*What is needed*
Where a line contains the string "arrow", copy that line.

*Information given*
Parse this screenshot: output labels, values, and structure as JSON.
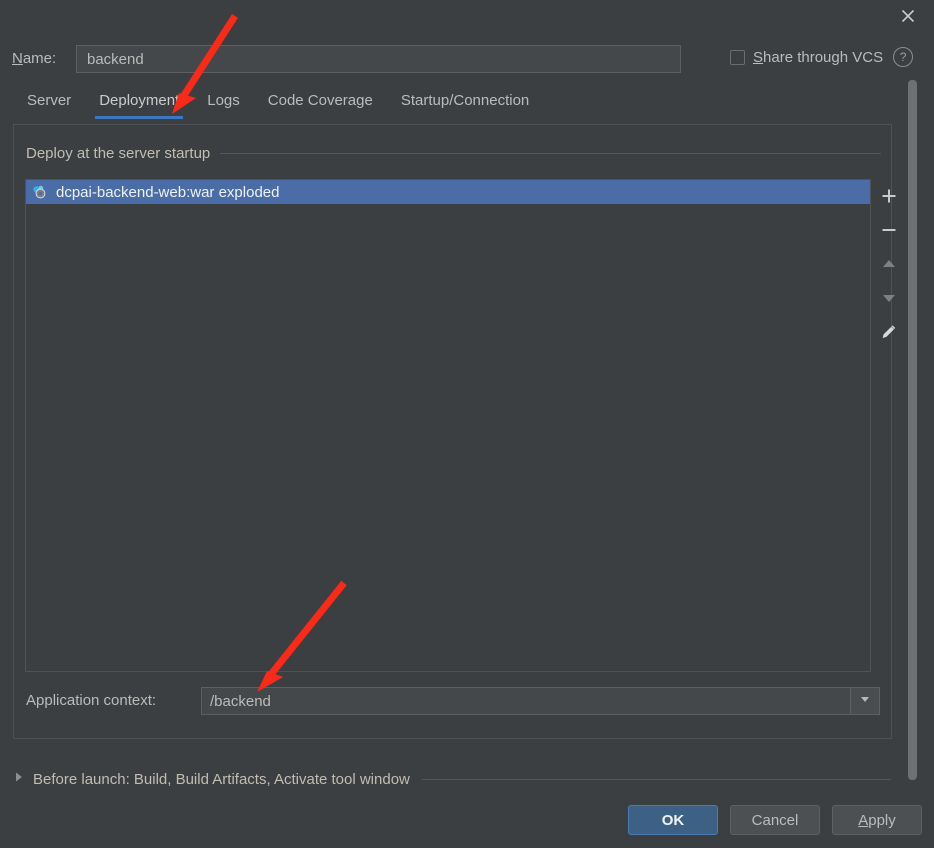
{
  "window": {
    "close_icon": "close-icon"
  },
  "name_row": {
    "label_mnemonic": "N",
    "label_rest": "ame:",
    "value": "backend",
    "placeholder": "",
    "vcs_mnemonic": "S",
    "vcs_rest": "hare through VCS",
    "vcs_checked": false,
    "help_glyph": "?"
  },
  "tabs": [
    {
      "label": "Server",
      "active": false
    },
    {
      "label": "Deployment",
      "active": true
    },
    {
      "label": "Logs",
      "active": false
    },
    {
      "label": "Code Coverage",
      "active": false
    },
    {
      "label": "Startup/Connection",
      "active": false
    }
  ],
  "deployment": {
    "group_title": "Deploy at the server startup",
    "list_items": [
      {
        "label": "dcpai-backend-web:war exploded",
        "icon": "artifact-icon",
        "selected": true
      }
    ],
    "toolbar": [
      {
        "name": "add-button",
        "icon": "plus-icon"
      },
      {
        "name": "remove-button",
        "icon": "minus-icon"
      },
      {
        "name": "move-up-button",
        "icon": "arrow-up-icon"
      },
      {
        "name": "move-down-button",
        "icon": "arrow-down-icon"
      },
      {
        "name": "edit-button",
        "icon": "pencil-icon"
      }
    ],
    "context_label": "Application context:",
    "context_value": "/backend",
    "context_placeholder": ""
  },
  "before_launch": {
    "text": "Before launch: Build, Build Artifacts, Activate tool window",
    "expanded": false
  },
  "buttons": {
    "ok": "OK",
    "cancel": "Cancel",
    "apply_mnemonic": "A",
    "apply_rest": "pply"
  },
  "colors": {
    "background": "#3c3f41",
    "selection": "#4a6da7",
    "accent": "#3d77c2",
    "primary_button": "#3d6185",
    "text": "#bbbbbb",
    "annotation": "#fa2a18"
  }
}
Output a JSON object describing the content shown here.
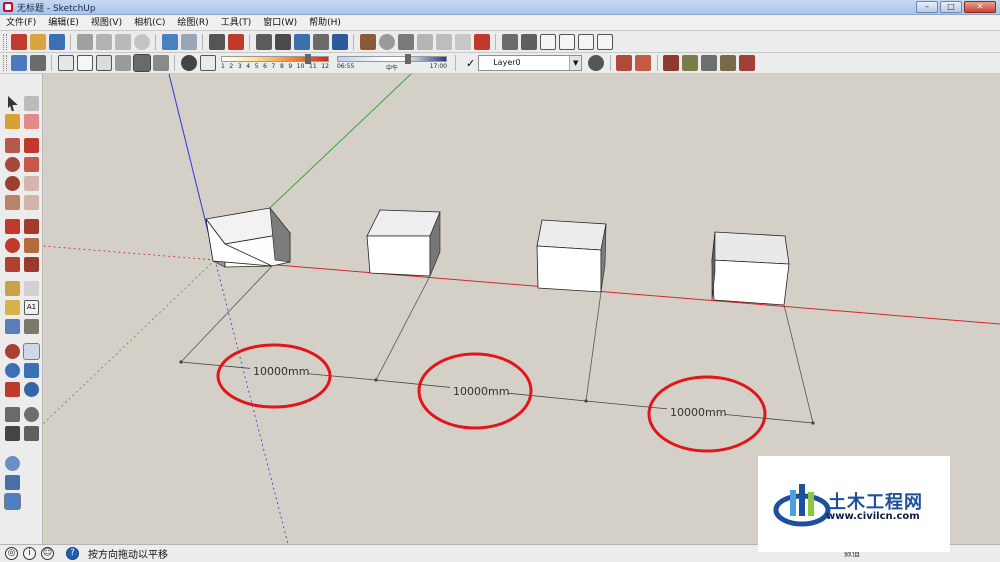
{
  "window": {
    "title": "无标题 - SketchUp",
    "controls": [
      "–",
      "□",
      "✕"
    ]
  },
  "menu": [
    "文件(F)",
    "编辑(E)",
    "视图(V)",
    "相机(C)",
    "绘图(R)",
    "工具(T)",
    "窗口(W)",
    "帮助(H)"
  ],
  "shadow_settings": {
    "month_labels": [
      "1",
      "2",
      "3",
      "4",
      "5",
      "6",
      "7",
      "8",
      "9",
      "10",
      "11",
      "12"
    ],
    "time_start": "06:55",
    "time_mid": "中午",
    "time_end": "17:00"
  },
  "layer": {
    "current": "Layer0"
  },
  "dimensions": [
    "10000mm",
    "10000mm",
    "10000mm"
  ],
  "status": {
    "message": "按方向拖动以平移",
    "measurements_label": "数值"
  },
  "watermark": {
    "name": "土木工程网",
    "url": "www.civilcn.com"
  },
  "colors": {
    "axis_red": "#d9252a",
    "axis_green": "#3aa63a",
    "axis_blue": "#2a3ad6",
    "highlight_circle": "#e0161a",
    "viewport_bg": "#d4d0c8"
  }
}
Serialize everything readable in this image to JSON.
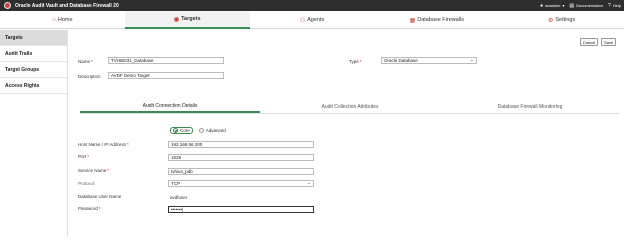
{
  "header": {
    "title": "Oracle Audit Vault and Database Firewall 20",
    "user": "avadmin",
    "documentation": "Documentation",
    "help": "Help"
  },
  "nav": {
    "tabs": [
      {
        "label": "Home",
        "icon": "home-icon"
      },
      {
        "label": "Targets",
        "icon": "targets-icon"
      },
      {
        "label": "Agents",
        "icon": "agents-icon"
      },
      {
        "label": "Database Firewalls",
        "icon": "firewall-icon"
      },
      {
        "label": "Settings",
        "icon": "gear-icon"
      }
    ]
  },
  "sidebar": {
    "items": [
      {
        "label": "Targets"
      },
      {
        "label": "Audit Trails"
      },
      {
        "label": "Target Groups"
      },
      {
        "label": "Access Rights"
      }
    ]
  },
  "actions": {
    "cancel": "Cancel",
    "save": "Save"
  },
  "form": {
    "name_label": "Name",
    "name_value": "TVHIB031_Database",
    "type_label": "Type",
    "type_value": "Oracle Database",
    "description_label": "Description",
    "description_value": "AVDF Demo Target"
  },
  "subtabs": [
    {
      "label": "Audit Connection Details"
    },
    {
      "label": "Audit Collection Attributes"
    },
    {
      "label": "Database Firewall Monitoring"
    }
  ],
  "connection": {
    "mode_options": [
      "Core",
      "Advanced"
    ],
    "mode_selected": "Core",
    "host_label": "Host Name / IP Address",
    "host_value": "192.168.56.200",
    "port_label": "Port",
    "port_value": "1528",
    "service_label": "Service Name",
    "service_value": "tvhiva_pdb",
    "protocol_label": "Protocol",
    "protocol_value": "TCP",
    "dbuser_label": "Database User Name",
    "dbuser_value": "avdfuser",
    "password_label": "Password",
    "password_value": "•••••••|"
  }
}
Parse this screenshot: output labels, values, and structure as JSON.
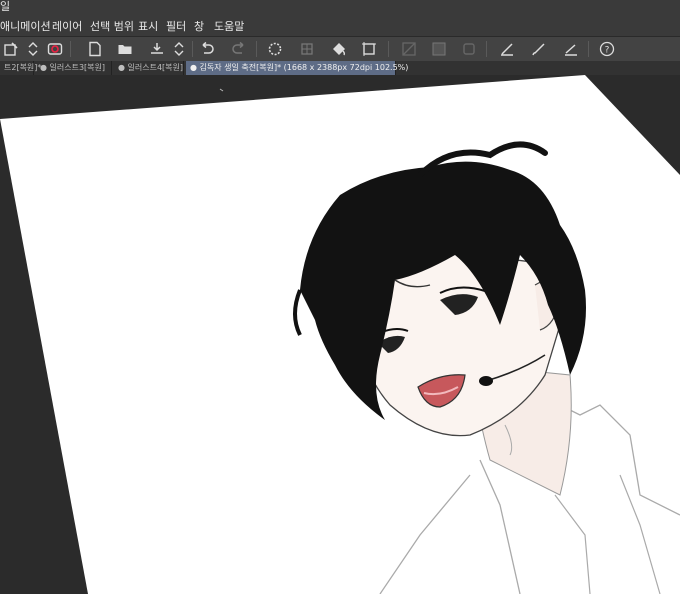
{
  "window": {
    "title_fragment": "일"
  },
  "menu": [
    "애니메이션",
    "레이어",
    "선택 범위",
    "표시",
    "필터",
    "창",
    "도움말"
  ],
  "toolbar": {
    "icons": [
      "new-icon",
      "spinner-icon",
      "camera-icon",
      "new-file-icon",
      "open-folder-icon",
      "save-icon",
      "spinner-icon",
      "undo-icon",
      "redo-icon",
      "loading-icon",
      "transform-icon",
      "fill-icon",
      "select-icon",
      "clear-icon",
      "fill-selection-icon",
      "square-icon",
      "pen-icon",
      "brush-icon",
      "ruler-icon",
      "help-icon"
    ]
  },
  "tabs": [
    {
      "label": "트2[복원]*"
    },
    {
      "label": "일러스트3[복원]"
    },
    {
      "label": "일러스트4[복원]"
    },
    {
      "label": "김독자 생일 축전[복원]* (1668 x 2388px 72dpi 102.5%)"
    }
  ],
  "colors": {
    "menubar": "#3a3a3a",
    "toolbar": "#434343",
    "tab_active": "#5e6c86",
    "canvas_bg": "#2b2b2b",
    "paper": "#ffffff",
    "hair": "#121212",
    "skin": "#f7ece7",
    "mouth": "#c7585c"
  }
}
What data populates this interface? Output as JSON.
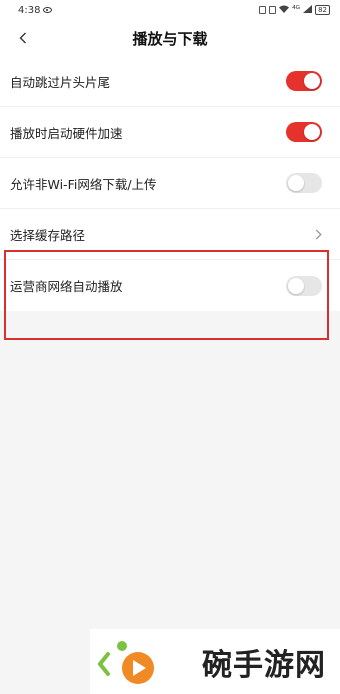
{
  "status_bar": {
    "time": "4:38",
    "signal": "⁴ᴳ",
    "battery": "82"
  },
  "header": {
    "title": "播放与下载"
  },
  "settings": [
    {
      "label": "自动跳过片头片尾",
      "control": "toggle",
      "on": true
    },
    {
      "label": "播放时启动硬件加速",
      "control": "toggle",
      "on": true
    },
    {
      "label": "允许非Wi-Fi网络下载/上传",
      "control": "toggle",
      "on": false
    },
    {
      "label": "选择缓存路径",
      "control": "chevron"
    },
    {
      "label": "运营商网络自动播放",
      "control": "toggle",
      "on": false
    }
  ],
  "watermark": {
    "text": "碗手游网"
  },
  "colors": {
    "accent": "#e5322d",
    "highlight_border": "#d92f2f",
    "toggle_off": "#e6e6e6",
    "page_background": "#f5f5f5"
  },
  "icons": {
    "back": "chevron-left-icon",
    "path": "chevron-right-icon"
  }
}
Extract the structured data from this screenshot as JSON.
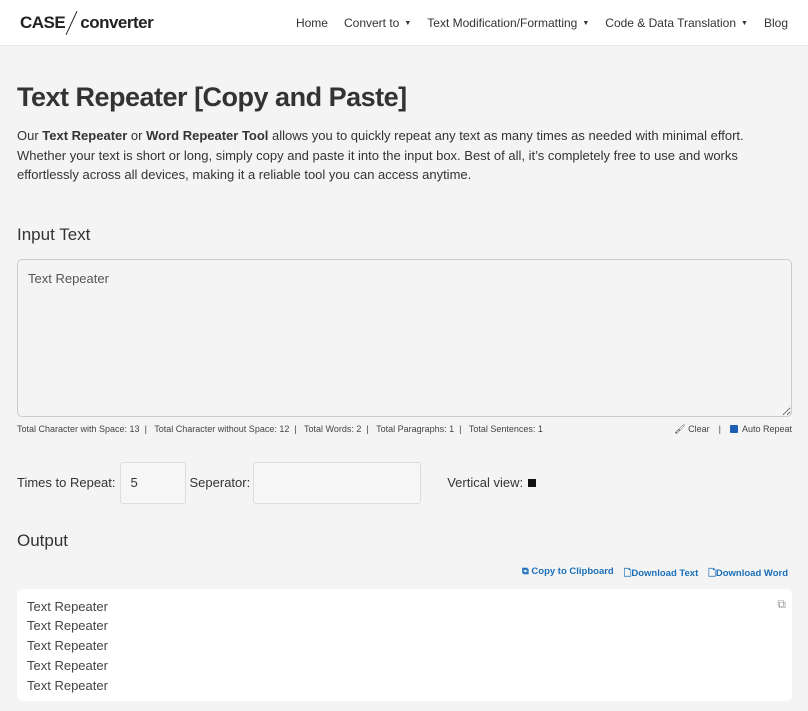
{
  "nav": {
    "logo_left": "CASE",
    "logo_right": "converter",
    "items": [
      {
        "label": "Home",
        "dropdown": false
      },
      {
        "label": "Convert to",
        "dropdown": true
      },
      {
        "label": "Text Modification/Formatting",
        "dropdown": true
      },
      {
        "label": "Code & Data Translation",
        "dropdown": true
      },
      {
        "label": "Blog",
        "dropdown": false
      }
    ]
  },
  "page": {
    "title": "Text Repeater [Copy and Paste]",
    "intro_1": "Our ",
    "intro_b1": "Text Repeater",
    "intro_2": " or ",
    "intro_b2": "Word Repeater Tool",
    "intro_3": " allows you to quickly repeat any text as many times as needed with minimal effort. Whether your text is short or long, simply copy and paste it into the input box. Best of all, it’s completely free to use and works effortlessly across all devices, making it a reliable tool you can access anytime."
  },
  "input": {
    "heading": "Input Text",
    "value": "Text Repeater"
  },
  "stats": [
    "Total Character with Space: 13",
    "Total Character without Space: 12",
    "Total Words: 2",
    "Total Paragraphs: 1",
    "Total Sentences: 1"
  ],
  "tools": {
    "clear": "Clear",
    "auto_repeat": "Auto Repeat",
    "auto_repeat_checked": true
  },
  "controls": {
    "times_label": "Times to Repeat:",
    "times_value": "5",
    "separator_label": "Seperator:",
    "separator_value": "",
    "vertical_label": "Vertical view:",
    "vertical_checked": true
  },
  "output": {
    "heading": "Output",
    "copy": "Copy to Clipboard",
    "download_text": "Download Text",
    "download_word": "Download Word",
    "lines": [
      "Text Repeater",
      "Text Repeater",
      "Text Repeater",
      "Text Repeater",
      "Text Repeater"
    ]
  },
  "colors": {
    "link": "#1a6fb8",
    "background": "#f4f4f4"
  }
}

*Written solution*
        "icon": "arrow-up-icon"
        "icon": "arrow-down-icon"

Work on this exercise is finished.